>> Start PAGE

Siddhalepa, one of the biggest names in ayurvedic products in Sri Lanka, was the first to introduce a non-white toothpaste based on an ayurvedic formula. Siddhalepa's Supirivicky brand since its launch in 1994 commands an 18 to 19% market share. Company managing director Asoka Hettigoda feels that there are many reasons for the rise in ayurveda and herbal toothpaste demand.
"There are many reasons. People hear of the side effects of chemicals. They hear of products being removed from the market due to side effects. Asians have a likeness to natural and traditional things," said Hettigoda.
Asked about toothpast contents, Hettigoda said "the fluoride content in water is a valid argument. But it is an old concept. Fluoride essentially prevents cavities whereas there are many other benefits from ayurveda toothpaste." The company product is a patented and proven formulation recognised by the Department of Ayurveda.

>> End PAGE
>> Start MATERIAL SHOWN

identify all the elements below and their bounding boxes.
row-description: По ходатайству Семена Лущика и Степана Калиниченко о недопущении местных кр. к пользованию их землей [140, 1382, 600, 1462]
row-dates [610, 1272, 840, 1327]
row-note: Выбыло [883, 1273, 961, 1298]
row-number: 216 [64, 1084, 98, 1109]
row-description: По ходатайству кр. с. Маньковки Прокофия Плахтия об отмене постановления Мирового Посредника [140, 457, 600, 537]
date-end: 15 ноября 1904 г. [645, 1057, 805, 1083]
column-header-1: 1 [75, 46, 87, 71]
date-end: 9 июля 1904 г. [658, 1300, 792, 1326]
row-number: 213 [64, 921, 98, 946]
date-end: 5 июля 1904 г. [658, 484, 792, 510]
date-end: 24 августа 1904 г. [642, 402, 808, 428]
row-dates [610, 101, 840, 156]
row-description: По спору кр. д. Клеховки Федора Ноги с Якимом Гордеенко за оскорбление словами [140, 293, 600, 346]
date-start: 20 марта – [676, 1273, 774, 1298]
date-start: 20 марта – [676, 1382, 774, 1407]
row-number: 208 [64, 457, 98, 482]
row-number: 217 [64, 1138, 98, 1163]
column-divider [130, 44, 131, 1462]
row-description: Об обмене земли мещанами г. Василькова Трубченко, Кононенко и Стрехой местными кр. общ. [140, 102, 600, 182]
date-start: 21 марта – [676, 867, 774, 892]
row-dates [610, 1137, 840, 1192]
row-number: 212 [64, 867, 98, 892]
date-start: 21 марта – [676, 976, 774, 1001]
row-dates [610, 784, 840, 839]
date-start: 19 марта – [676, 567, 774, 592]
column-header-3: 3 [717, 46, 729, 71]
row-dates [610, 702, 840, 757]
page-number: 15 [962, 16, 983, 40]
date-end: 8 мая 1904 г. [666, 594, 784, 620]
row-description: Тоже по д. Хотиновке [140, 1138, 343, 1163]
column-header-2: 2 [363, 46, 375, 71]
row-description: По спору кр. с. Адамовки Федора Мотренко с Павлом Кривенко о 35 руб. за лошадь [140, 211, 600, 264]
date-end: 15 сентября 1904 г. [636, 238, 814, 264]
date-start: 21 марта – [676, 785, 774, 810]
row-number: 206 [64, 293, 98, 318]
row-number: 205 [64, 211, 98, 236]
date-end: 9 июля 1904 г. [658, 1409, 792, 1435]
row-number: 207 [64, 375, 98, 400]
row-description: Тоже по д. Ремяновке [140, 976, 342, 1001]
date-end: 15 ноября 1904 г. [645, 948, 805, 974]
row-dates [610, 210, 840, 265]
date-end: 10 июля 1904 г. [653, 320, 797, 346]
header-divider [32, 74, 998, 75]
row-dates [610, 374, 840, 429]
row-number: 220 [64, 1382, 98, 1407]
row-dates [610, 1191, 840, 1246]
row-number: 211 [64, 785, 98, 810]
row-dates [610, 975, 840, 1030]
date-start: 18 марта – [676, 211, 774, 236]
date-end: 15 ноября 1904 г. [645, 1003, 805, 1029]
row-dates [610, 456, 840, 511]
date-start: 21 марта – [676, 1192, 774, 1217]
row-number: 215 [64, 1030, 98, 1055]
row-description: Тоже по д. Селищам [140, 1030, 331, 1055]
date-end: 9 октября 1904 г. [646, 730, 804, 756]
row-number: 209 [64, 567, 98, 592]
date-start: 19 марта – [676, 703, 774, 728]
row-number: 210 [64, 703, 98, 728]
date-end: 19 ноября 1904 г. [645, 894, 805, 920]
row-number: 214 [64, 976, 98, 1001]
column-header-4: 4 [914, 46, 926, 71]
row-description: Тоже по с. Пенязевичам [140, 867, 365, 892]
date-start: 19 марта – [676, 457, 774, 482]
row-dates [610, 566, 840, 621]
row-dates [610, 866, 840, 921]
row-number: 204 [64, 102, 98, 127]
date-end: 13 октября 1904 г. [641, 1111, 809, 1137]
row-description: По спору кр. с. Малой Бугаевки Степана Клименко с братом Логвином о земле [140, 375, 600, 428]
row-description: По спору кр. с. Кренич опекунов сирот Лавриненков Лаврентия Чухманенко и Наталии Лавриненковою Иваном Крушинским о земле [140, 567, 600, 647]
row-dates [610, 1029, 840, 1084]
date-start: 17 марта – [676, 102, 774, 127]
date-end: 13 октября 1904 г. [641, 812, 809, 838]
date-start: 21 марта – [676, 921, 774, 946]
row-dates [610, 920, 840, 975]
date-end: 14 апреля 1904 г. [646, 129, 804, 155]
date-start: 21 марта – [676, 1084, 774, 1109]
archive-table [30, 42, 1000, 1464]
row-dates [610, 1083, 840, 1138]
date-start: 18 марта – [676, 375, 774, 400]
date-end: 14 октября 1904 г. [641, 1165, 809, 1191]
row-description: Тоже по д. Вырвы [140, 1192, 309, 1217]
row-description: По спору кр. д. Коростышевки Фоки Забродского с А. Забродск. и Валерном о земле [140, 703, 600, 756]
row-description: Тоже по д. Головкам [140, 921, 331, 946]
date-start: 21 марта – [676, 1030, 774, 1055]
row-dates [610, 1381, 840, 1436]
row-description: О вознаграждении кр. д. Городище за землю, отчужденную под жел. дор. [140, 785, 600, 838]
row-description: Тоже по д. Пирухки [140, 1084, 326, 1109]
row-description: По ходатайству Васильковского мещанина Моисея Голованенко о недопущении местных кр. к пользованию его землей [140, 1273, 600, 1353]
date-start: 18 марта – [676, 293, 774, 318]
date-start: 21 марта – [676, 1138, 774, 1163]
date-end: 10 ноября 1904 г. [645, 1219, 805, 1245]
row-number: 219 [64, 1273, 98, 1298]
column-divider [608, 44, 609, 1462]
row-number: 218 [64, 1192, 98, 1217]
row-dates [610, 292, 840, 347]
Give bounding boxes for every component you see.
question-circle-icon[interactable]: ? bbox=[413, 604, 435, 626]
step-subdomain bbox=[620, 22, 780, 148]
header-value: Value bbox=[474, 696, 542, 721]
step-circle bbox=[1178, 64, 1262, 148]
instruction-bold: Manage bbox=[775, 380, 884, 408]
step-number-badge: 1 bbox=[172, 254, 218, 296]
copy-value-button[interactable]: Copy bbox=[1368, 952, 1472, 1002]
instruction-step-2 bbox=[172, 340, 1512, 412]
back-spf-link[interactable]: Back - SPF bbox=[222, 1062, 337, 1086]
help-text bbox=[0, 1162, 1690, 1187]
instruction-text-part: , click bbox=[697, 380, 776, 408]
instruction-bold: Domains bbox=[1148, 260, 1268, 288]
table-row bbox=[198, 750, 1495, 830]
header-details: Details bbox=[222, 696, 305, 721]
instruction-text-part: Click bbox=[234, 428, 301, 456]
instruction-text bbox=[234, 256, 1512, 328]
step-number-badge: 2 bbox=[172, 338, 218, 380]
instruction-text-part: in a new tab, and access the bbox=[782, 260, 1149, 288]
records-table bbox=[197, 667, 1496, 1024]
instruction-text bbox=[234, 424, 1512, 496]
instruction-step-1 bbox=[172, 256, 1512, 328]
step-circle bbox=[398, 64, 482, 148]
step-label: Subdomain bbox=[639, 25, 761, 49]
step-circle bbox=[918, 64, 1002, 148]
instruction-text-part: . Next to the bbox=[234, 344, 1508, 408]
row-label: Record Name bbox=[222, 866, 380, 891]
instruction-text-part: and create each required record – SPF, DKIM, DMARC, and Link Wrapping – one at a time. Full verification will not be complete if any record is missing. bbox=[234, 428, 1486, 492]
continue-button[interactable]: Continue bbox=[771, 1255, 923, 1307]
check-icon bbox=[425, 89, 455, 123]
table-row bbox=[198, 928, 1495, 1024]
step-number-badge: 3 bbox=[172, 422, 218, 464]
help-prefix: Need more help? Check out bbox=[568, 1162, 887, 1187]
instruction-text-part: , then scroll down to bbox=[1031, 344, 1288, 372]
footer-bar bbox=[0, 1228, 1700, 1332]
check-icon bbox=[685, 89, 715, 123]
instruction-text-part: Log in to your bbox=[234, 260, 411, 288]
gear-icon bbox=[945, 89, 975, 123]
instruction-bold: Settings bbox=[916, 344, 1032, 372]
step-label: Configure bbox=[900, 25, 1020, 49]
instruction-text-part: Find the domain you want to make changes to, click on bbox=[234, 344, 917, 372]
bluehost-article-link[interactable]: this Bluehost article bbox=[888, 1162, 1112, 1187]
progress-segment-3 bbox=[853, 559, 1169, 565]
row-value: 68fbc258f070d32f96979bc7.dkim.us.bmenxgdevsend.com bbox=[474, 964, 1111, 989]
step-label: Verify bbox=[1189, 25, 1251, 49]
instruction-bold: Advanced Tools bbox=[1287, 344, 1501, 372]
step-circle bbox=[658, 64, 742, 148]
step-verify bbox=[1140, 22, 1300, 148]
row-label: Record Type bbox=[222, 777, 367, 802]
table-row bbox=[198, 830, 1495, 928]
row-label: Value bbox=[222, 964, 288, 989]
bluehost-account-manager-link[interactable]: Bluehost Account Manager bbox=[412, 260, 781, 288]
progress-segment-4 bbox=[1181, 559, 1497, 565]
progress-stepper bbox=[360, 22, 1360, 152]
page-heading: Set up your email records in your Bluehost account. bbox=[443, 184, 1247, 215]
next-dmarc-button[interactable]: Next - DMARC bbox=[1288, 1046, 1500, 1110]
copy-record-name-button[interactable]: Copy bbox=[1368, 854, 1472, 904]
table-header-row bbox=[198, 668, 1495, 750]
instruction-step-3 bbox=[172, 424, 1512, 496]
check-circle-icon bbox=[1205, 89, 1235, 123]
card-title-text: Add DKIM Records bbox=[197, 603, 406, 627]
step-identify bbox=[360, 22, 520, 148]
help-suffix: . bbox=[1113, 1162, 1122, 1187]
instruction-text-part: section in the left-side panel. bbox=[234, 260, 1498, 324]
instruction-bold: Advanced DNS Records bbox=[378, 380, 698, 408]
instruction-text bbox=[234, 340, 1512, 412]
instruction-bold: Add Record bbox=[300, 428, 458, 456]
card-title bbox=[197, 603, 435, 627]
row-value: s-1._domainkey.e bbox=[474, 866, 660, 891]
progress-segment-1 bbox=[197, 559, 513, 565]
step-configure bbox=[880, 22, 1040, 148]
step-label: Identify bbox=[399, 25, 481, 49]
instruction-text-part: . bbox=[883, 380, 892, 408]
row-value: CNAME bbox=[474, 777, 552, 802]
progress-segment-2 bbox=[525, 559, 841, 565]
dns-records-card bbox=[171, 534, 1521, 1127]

>> End MATERIAL SHOWN

REQUEST A
Print the records from their first line through the line that contains "row-note: Выбыло [883, 1273, 961, 1298]", including both ends.
REQUEST B
Continue the passage on ayurvedic toothpaste in Sri Lanka from the point where it stops.

RIGHT ANSWER A
identify all the elements below and their bounding boxes.
row-description: По ходатайству Семена Лущика и Степана Калиниченко о недопущении местных кр. к пользованию их землей [140, 1382, 600, 1462]
row-dates [610, 1272, 840, 1327]
row-note: Выбыло [883, 1273, 961, 1298]

RIGHT ANSWER B
Siddhalepa, which recently also received an award from the Sri Lanka Institute of Marketing (SLIM) as one of the two brands to be recognized outside Sri Lanka based on its performance of Supirivicky, has also introduced yet another brand.
Sumudu, a toothpaste made with ayurvedic oils since its launch two months ago has already gained a 7% market share.
Hettigoda said that Sumudu was introduced to the market to attract upper class consumers who do not feel comfortable with the color of Supirivicky. Sumudu with its lighter color and lami-tube packaging is having "tremendous" sales in most of the supermarkets in Colombo, according to Hettigoda.
Mr. Gihantha Jayasinghe, brand manager for Signal and SR toothpaste of multinational Unilever Ceylon Ltd. declined to divulge figures of their market share but acknowledged the growth in ayurvedic toothpastes.
Clogard, an international product marketed by Hemas, has not been affected by local herbal and ayurvedic toothpastes, according to its brand manager, Mr. Yohan Rebert. He said their islandwide market share of 33% remains intact because the product is seen as close to herbal and ayurvedic toothpastes due to the presence of the clove oil ingredient.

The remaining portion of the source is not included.